TASK REQUIREMENTS:
Copy the data exactly as it appears, and do not include any pictures.

━━ EXERCISE MATERIALS

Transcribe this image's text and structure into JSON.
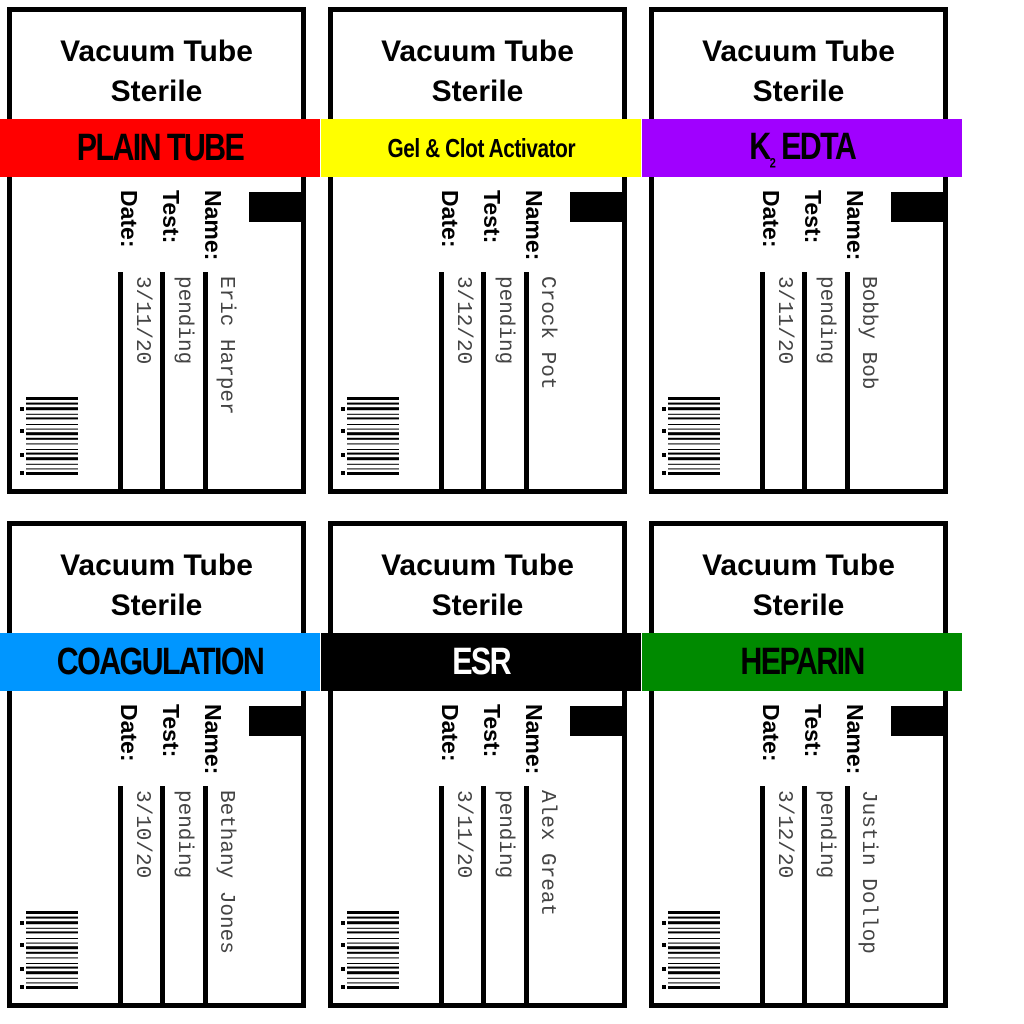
{
  "labels": [
    {
      "heading_line1": "Vacuum Tube",
      "heading_line2": "Sterile",
      "tube_type": "PLAIN TUBE",
      "band_color": "#ff0000",
      "band_text_color": "#000000",
      "name_label": "Name:",
      "name_value": "Eric Harper",
      "test_label": "Test:",
      "test_value": "pending",
      "date_label": "Date:",
      "date_value": "3/11/20"
    },
    {
      "heading_line1": "Vacuum Tube",
      "heading_line2": "Sterile",
      "tube_type": "Gel & Clot Activator",
      "band_color": "#ffff00",
      "band_text_color": "#000000",
      "name_label": "Name:",
      "name_value": "Crock Pot",
      "test_label": "Test:",
      "test_value": "pending",
      "date_label": "Date:",
      "date_value": "3/12/20"
    },
    {
      "heading_line1": "Vacuum Tube",
      "heading_line2": "Sterile",
      "tube_type": "K",
      "tube_type_subscript": "2",
      "tube_type_rest": " EDTA",
      "band_color": "#a000ff",
      "band_text_color": "#000000",
      "name_label": "Name:",
      "name_value": "Bobby Bob",
      "test_label": "Test:",
      "test_value": "pending",
      "date_label": "Date:",
      "date_value": "3/11/20"
    },
    {
      "heading_line1": "Vacuum Tube",
      "heading_line2": "Sterile",
      "tube_type": "COAGULATION",
      "band_color": "#0096ff",
      "band_text_color": "#000000",
      "name_label": "Name:",
      "name_value": "Bethany Jones",
      "test_label": "Test:",
      "test_value": "pending",
      "date_label": "Date:",
      "date_value": "3/10/20"
    },
    {
      "heading_line1": "Vacuum Tube",
      "heading_line2": "Sterile",
      "tube_type": "ESR",
      "band_color": "#000000",
      "band_text_color": "#ffffff",
      "name_label": "Name:",
      "name_value": "Alex Great",
      "test_label": "Test:",
      "test_value": "pending",
      "date_label": "Date:",
      "date_value": "3/11/20"
    },
    {
      "heading_line1": "Vacuum Tube",
      "heading_line2": "Sterile",
      "tube_type": "HEPARIN",
      "band_color": "#008a00",
      "band_text_color": "#000000",
      "name_label": "Name:",
      "name_value": "Justin Dollop",
      "test_label": "Test:",
      "test_value": "pending",
      "date_label": "Date:",
      "date_value": "3/12/20"
    }
  ]
}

━━━━

ANSWER TO THIS EXERCISE:
Transcribe this image's text and structure into JSON.
{
  "labels": [
    {
      "heading_line1": "Vacuum Tube",
      "heading_line2": "Sterile",
      "tube_type": "PLAIN TUBE",
      "band_color": "#ff0000",
      "band_text_color": "#000000",
      "name_label": "Name:",
      "name_value": "Eric Harper",
      "test_label": "Test:",
      "test_value": "pending",
      "date_label": "Date:",
      "date_value": "3/11/20"
    },
    {
      "heading_line1": "Vacuum Tube",
      "heading_line2": "Sterile",
      "tube_type": "Gel & Clot Activator",
      "band_color": "#ffff00",
      "band_text_color": "#000000",
      "name_label": "Name:",
      "name_value": "Crock Pot",
      "test_label": "Test:",
      "test_value": "pending",
      "date_label": "Date:",
      "date_value": "3/12/20"
    },
    {
      "heading_line1": "Vacuum Tube",
      "heading_line2": "Sterile",
      "tube_type": "K",
      "tube_type_subscript": "2",
      "tube_type_rest": " EDTA",
      "band_color": "#a000ff",
      "band_text_color": "#000000",
      "name_label": "Name:",
      "name_value": "Bobby Bob",
      "test_label": "Test:",
      "test_value": "pending",
      "date_label": "Date:",
      "date_value": "3/11/20"
    },
    {
      "heading_line1": "Vacuum Tube",
      "heading_line2": "Sterile",
      "tube_type": "COAGULATION",
      "band_color": "#0096ff",
      "band_text_color": "#000000",
      "name_label": "Name:",
      "name_value": "Bethany Jones",
      "test_label": "Test:",
      "test_value": "pending",
      "date_label": "Date:",
      "date_value": "3/10/20"
    },
    {
      "heading_line1": "Vacuum Tube",
      "heading_line2": "Sterile",
      "tube_type": "ESR",
      "band_color": "#000000",
      "band_text_color": "#ffffff",
      "name_label": "Name:",
      "name_value": "Alex Great",
      "test_label": "Test:",
      "test_value": "pending",
      "date_label": "Date:",
      "date_value": "3/11/20"
    },
    {
      "heading_line1": "Vacuum Tube",
      "heading_line2": "Sterile",
      "tube_type": "HEPARIN",
      "band_color": "#008a00",
      "band_text_color": "#000000",
      "name_label": "Name:",
      "name_value": "Justin Dollop",
      "test_label": "Test:",
      "test_value": "pending",
      "date_label": "Date:",
      "date_value": "3/12/20"
    }
  ]
}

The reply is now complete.